### Instructions for the task
Extract every line below, verbatim.

(Lines of data)
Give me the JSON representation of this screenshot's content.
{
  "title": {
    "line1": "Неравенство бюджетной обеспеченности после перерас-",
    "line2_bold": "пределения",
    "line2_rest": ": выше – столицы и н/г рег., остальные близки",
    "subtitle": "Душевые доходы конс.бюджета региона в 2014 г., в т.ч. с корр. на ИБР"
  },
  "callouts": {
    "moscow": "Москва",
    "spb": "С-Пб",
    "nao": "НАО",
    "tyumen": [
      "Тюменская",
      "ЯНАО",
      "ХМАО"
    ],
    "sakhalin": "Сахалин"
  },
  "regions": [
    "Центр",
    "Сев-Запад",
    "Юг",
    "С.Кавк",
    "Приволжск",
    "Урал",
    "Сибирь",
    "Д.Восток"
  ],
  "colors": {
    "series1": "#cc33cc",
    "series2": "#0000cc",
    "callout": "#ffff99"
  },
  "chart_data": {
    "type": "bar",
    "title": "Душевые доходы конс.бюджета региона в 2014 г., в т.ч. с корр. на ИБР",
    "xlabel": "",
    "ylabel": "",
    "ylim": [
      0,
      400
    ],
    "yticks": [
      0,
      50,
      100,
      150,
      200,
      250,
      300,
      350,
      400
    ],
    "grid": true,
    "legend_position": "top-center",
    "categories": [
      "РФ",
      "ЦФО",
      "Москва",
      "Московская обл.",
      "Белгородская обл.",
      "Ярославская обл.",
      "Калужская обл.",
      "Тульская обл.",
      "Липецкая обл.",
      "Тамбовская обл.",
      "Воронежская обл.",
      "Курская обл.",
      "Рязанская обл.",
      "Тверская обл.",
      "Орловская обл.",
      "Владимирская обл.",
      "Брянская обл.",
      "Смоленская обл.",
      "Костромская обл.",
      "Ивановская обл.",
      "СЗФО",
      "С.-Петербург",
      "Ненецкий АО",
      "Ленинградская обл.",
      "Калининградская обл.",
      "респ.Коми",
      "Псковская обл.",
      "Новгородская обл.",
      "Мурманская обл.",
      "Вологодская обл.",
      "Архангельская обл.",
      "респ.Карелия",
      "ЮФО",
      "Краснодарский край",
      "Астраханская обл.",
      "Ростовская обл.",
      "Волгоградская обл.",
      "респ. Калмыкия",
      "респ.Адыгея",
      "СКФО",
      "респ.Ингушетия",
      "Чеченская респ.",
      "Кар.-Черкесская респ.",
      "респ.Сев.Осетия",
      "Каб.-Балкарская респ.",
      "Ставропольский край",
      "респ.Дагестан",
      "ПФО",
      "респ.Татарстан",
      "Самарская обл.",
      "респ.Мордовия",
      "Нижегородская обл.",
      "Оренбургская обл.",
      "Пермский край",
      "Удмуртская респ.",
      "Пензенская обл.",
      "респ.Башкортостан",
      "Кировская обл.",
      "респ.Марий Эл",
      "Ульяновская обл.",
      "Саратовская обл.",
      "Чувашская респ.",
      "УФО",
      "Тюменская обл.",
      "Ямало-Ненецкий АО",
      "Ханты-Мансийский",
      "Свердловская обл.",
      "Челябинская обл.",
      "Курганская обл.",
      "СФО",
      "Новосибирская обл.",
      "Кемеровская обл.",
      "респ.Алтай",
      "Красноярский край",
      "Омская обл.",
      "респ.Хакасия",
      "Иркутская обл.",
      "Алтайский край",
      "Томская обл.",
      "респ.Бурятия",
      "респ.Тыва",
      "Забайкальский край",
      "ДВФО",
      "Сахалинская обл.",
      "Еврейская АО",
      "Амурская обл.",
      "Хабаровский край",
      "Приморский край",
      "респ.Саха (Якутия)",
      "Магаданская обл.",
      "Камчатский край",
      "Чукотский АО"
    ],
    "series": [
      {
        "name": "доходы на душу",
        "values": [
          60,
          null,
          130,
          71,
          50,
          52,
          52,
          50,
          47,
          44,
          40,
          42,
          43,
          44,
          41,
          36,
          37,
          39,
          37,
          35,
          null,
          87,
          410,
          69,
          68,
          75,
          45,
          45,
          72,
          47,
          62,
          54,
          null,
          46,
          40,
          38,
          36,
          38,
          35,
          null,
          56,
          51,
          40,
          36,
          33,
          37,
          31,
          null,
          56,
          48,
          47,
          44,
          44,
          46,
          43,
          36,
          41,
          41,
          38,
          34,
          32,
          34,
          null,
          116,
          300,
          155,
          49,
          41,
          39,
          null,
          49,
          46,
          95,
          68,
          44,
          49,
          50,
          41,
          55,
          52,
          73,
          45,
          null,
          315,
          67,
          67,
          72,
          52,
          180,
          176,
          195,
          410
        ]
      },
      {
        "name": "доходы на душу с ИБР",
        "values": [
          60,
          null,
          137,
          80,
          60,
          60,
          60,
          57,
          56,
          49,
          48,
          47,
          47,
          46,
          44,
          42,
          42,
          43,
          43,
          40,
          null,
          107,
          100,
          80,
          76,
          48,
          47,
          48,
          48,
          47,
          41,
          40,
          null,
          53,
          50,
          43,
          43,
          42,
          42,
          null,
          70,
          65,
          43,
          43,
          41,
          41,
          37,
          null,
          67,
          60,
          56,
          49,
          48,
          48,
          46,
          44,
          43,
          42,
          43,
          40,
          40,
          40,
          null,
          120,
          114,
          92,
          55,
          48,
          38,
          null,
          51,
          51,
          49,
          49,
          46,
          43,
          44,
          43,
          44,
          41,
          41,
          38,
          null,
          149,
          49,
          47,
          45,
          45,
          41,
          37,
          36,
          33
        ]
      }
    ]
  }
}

### Complete response
Give me the JSON representation of this screenshot's content.
{
  "title": {
    "line1": "Неравенство бюджетной обеспеченности после перерас-",
    "line2_bold": "пределения",
    "line2_rest": ": выше – столицы и н/г рег., остальные близки",
    "subtitle": "Душевые доходы конс.бюджета региона в 2014 г., в т.ч. с корр. на ИБР"
  },
  "callouts": {
    "moscow": "Москва",
    "spb": "С-Пб",
    "nao": "НАО",
    "tyumen": [
      "Тюменская",
      "ЯНАО",
      "ХМАО"
    ],
    "sakhalin": "Сахалин"
  },
  "regions": [
    "Центр",
    "Сев-Запад",
    "Юг",
    "С.Кавк",
    "Приволжск",
    "Урал",
    "Сибирь",
    "Д.Восток"
  ],
  "colors": {
    "series1": "#cc33cc",
    "series2": "#0000cc",
    "callout": "#ffff99"
  },
  "chart_data": {
    "type": "bar",
    "title": "Душевые доходы конс.бюджета региона в 2014 г., в т.ч. с корр. на ИБР",
    "xlabel": "",
    "ylabel": "",
    "ylim": [
      0,
      400
    ],
    "yticks": [
      0,
      50,
      100,
      150,
      200,
      250,
      300,
      350,
      400
    ],
    "grid": true,
    "legend_position": "top-center",
    "categories": [
      "РФ",
      "ЦФО",
      "Москва",
      "Московская обл.",
      "Белгородская обл.",
      "Ярославская обл.",
      "Калужская обл.",
      "Тульская обл.",
      "Липецкая обл.",
      "Тамбовская обл.",
      "Воронежская обл.",
      "Курская обл.",
      "Рязанская обл.",
      "Тверская обл.",
      "Орловская обл.",
      "Владимирская обл.",
      "Брянская обл.",
      "Смоленская обл.",
      "Костромская обл.",
      "Ивановская обл.",
      "СЗФО",
      "С.-Петербург",
      "Ненецкий АО",
      "Ленинградская обл.",
      "Калининградская обл.",
      "респ.Коми",
      "Псковская обл.",
      "Новгородская обл.",
      "Мурманская обл.",
      "Вологодская обл.",
      "Архангельская обл.",
      "респ.Карелия",
      "ЮФО",
      "Краснодарский край",
      "Астраханская обл.",
      "Ростовская обл.",
      "Волгоградская обл.",
      "респ. Калмыкия",
      "респ.Адыгея",
      "СКФО",
      "респ.Ингушетия",
      "Чеченская респ.",
      "Кар.-Черкесская респ.",
      "респ.Сев.Осетия",
      "Каб.-Балкарская респ.",
      "Ставропольский край",
      "респ.Дагестан",
      "ПФО",
      "респ.Татарстан",
      "Самарская обл.",
      "респ.Мордовия",
      "Нижегородская обл.",
      "Оренбургская обл.",
      "Пермский край",
      "Удмуртская респ.",
      "Пензенская обл.",
      "респ.Башкортостан",
      "Кировская обл.",
      "респ.Марий Эл",
      "Ульяновская обл.",
      "Саратовская обл.",
      "Чувашская респ.",
      "УФО",
      "Тюменская обл.",
      "Ямало-Ненецкий АО",
      "Ханты-Мансийский",
      "Свердловская обл.",
      "Челябинская обл.",
      "Курганская обл.",
      "СФО",
      "Новосибирская обл.",
      "Кемеровская обл.",
      "респ.Алтай",
      "Красноярский край",
      "Омская обл.",
      "респ.Хакасия",
      "Иркутская обл.",
      "Алтайский край",
      "Томская обл.",
      "респ.Бурятия",
      "респ.Тыва",
      "Забайкальский край",
      "ДВФО",
      "Сахалинская обл.",
      "Еврейская АО",
      "Амурская обл.",
      "Хабаровский край",
      "Приморский край",
      "респ.Саха (Якутия)",
      "Магаданская обл.",
      "Камчатский край",
      "Чукотский АО"
    ],
    "series": [
      {
        "name": "доходы на душу",
        "values": [
          60,
          null,
          130,
          71,
          50,
          52,
          52,
          50,
          47,
          44,
          40,
          42,
          43,
          44,
          41,
          36,
          37,
          39,
          37,
          35,
          null,
          87,
          410,
          69,
          68,
          75,
          45,
          45,
          72,
          47,
          62,
          54,
          null,
          46,
          40,
          38,
          36,
          38,
          35,
          null,
          56,
          51,
          40,
          36,
          33,
          37,
          31,
          null,
          56,
          48,
          47,
          44,
          44,
          46,
          43,
          36,
          41,
          41,
          38,
          34,
          32,
          34,
          null,
          116,
          300,
          155,
          49,
          41,
          39,
          null,
          49,
          46,
          95,
          68,
          44,
          49,
          50,
          41,
          55,
          52,
          73,
          45,
          null,
          315,
          67,
          67,
          72,
          52,
          180,
          176,
          195,
          410
        ]
      },
      {
        "name": "доходы на душу с ИБР",
        "values": [
          60,
          null,
          137,
          80,
          60,
          60,
          60,
          57,
          56,
          49,
          48,
          47,
          47,
          46,
          44,
          42,
          42,
          43,
          43,
          40,
          null,
          107,
          100,
          80,
          76,
          48,
          47,
          48,
          48,
          47,
          41,
          40,
          null,
          53,
          50,
          43,
          43,
          42,
          42,
          null,
          70,
          65,
          43,
          43,
          41,
          41,
          37,
          null,
          67,
          60,
          56,
          49,
          48,
          48,
          46,
          44,
          43,
          42,
          43,
          40,
          40,
          40,
          null,
          120,
          114,
          92,
          55,
          48,
          38,
          null,
          51,
          51,
          49,
          49,
          46,
          43,
          44,
          43,
          44,
          41,
          41,
          38,
          null,
          149,
          49,
          47,
          45,
          45,
          41,
          37,
          36,
          33
        ]
      }
    ]
  }
}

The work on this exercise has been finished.